BEGIN

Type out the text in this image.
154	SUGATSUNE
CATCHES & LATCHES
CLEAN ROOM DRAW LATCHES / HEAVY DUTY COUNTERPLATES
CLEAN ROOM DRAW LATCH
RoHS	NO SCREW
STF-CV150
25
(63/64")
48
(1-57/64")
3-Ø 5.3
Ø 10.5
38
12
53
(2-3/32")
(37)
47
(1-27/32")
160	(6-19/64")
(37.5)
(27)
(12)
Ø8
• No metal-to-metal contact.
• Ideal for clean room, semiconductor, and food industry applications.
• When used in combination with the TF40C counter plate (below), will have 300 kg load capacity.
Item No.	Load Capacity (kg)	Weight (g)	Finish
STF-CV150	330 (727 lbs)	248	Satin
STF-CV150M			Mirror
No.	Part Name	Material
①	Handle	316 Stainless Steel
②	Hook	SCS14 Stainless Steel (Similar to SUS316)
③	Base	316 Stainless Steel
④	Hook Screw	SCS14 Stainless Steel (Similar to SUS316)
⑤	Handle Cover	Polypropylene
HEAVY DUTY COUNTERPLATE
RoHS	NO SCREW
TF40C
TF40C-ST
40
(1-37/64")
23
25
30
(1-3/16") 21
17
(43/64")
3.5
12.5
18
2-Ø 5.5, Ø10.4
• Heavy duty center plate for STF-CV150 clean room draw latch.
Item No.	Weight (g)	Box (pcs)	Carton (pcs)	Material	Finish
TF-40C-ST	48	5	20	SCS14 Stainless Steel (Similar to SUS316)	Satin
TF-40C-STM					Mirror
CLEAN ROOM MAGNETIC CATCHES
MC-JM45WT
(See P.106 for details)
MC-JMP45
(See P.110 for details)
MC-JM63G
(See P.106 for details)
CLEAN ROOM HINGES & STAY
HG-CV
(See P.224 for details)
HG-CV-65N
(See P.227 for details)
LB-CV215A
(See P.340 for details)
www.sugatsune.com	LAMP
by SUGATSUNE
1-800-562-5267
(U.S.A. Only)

END
BEGIN

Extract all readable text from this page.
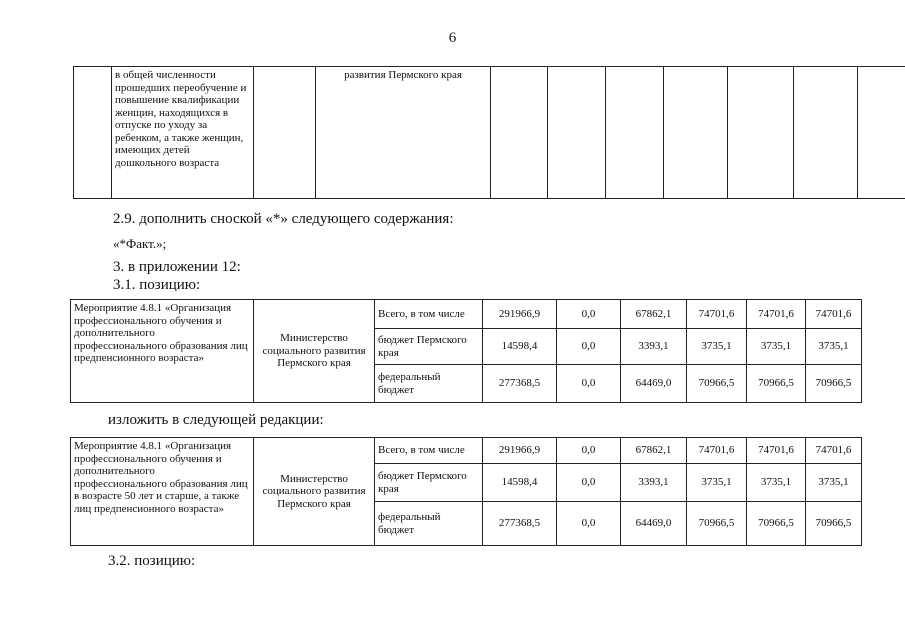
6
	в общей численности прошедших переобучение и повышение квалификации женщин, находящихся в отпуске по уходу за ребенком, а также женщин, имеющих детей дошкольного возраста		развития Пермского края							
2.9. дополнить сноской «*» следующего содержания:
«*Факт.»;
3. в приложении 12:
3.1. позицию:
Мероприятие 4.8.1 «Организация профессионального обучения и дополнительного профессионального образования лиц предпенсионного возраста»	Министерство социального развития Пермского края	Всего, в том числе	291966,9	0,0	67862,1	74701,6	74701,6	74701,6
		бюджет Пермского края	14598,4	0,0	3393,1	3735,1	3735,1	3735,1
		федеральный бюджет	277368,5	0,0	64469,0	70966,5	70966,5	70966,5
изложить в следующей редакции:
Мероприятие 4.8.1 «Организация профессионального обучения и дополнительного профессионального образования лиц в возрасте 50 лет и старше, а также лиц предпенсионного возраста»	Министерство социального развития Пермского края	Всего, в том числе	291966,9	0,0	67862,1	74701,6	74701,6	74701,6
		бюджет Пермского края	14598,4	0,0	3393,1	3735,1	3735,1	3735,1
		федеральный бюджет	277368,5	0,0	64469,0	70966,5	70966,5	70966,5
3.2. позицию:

END

In the records above, locate the lines holding the word "Weight". Copy each of them.

Item No.	Load Capacity (kg)	Weight (g)	Finish
Item No.	Weight (g)	Box (pcs)	Carton (pcs)	Material	Finish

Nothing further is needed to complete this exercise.